GOAL:
Go through the lines below. Copy those with "whether".
-----
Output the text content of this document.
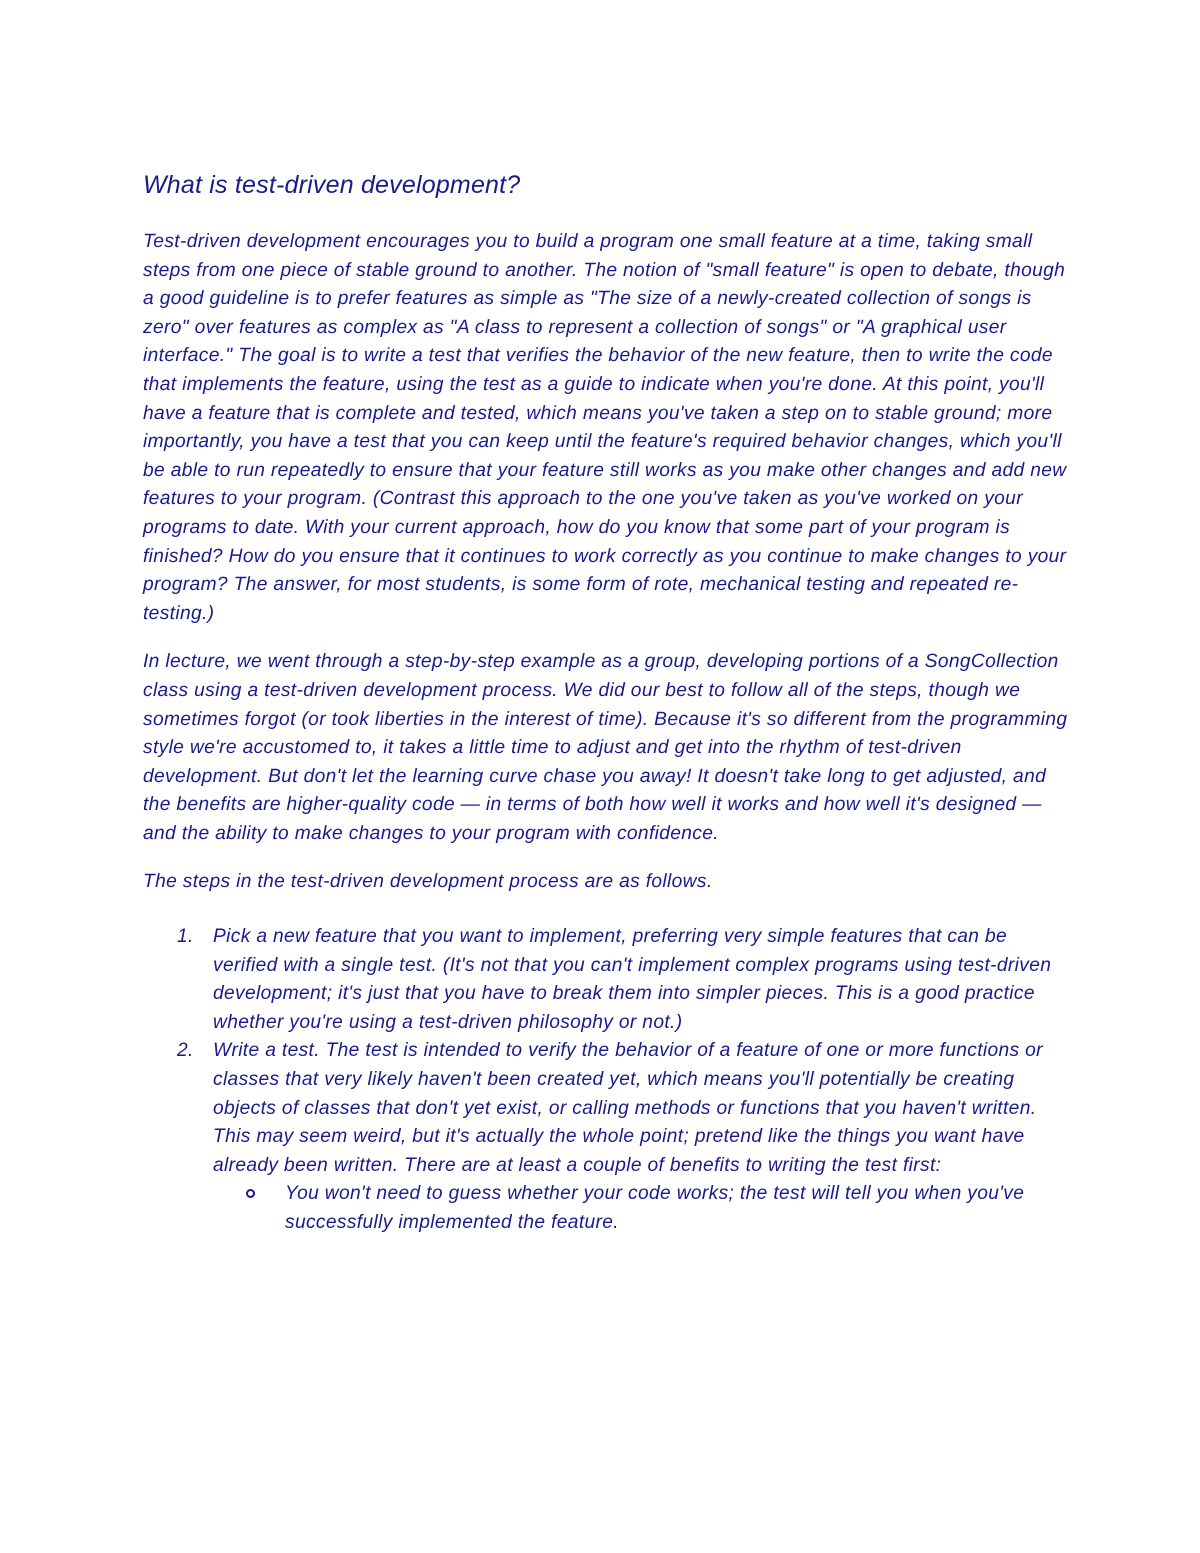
What is test-driven development?

Test-driven development encourages you to build a program one small feature at a time, taking small steps from one piece of stable ground to another. The notion of "small feature" is open to debate, though a good guideline is to prefer features as simple as "The size of a newly-created collection of songs is zero" over features as complex as "A class to represent a collection of songs" or "A graphical user interface." The goal is to write a test that verifies the behavior of the new feature, then to write the code that implements the feature, using the test as a guide to indicate when you're done. At this point, you'll have a feature that is complete and tested, which means you've taken a step on to stable ground; more importantly, you have a test that you can keep until the feature's required behavior changes, which you'll be able to run repeatedly to ensure that your feature still works as you make other changes and add new features to your program. (Contrast this approach to the one you've taken as you've worked on your programs to date. With your current approach, how do you know that some part of your program is finished? How do you ensure that it continues to work correctly as you continue to make changes to your program? The answer, for most students, is some form of rote, mechanical testing and repeated re-testing.)

In lecture, we went through a step-by-step example as a group, developing portions of a SongCollection class using a test-driven development process. We did our best to follow all of the steps, though we sometimes forgot (or took liberties in the interest of time). Because it's so different from the programming style we're accustomed to, it takes a little time to adjust and get into the rhythm of test-driven development. But don't let the learning curve chase you away! It doesn't take long to get adjusted, and the benefits are higher-quality code — in terms of both how well it works and how well it's designed — and the ability to make changes to your program with confidence.

The steps in the test-driven development process are as follows.

1. Pick a new feature that you want to implement, preferring very simple features that can be verified with a single test. (It's not that you can't implement complex programs using test-driven development; it's just that you have to break them into simpler pieces. This is a good practice whether you're using a test-driven philosophy or not.)
2. Write a test. The test is intended to verify the behavior of a feature of one or more functions or classes that very likely haven't been created yet, which means you'll potentially be creating objects of classes that don't yet exist, or calling methods or functions that you haven't written. This may seem weird, but it's actually the whole point; pretend like the things you want have already been written. There are at least a couple of benefits to writing the test first:
You won't need to guess whether your code works; the test will tell you when you've successfully implemented the feature.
-----
EXPECTED ANSWER:
1. Pick a new feature that you want to implement, preferring very simple features that can be verified with a single test. (It's not that you can't implement complex programs using test-driven development; it's just that you have to break them into simpler pieces. This is a good practice whether you're using a test-driven philosophy or not.)
You won't need to guess whether your code works; the test will tell you when you've successfully implemented the feature.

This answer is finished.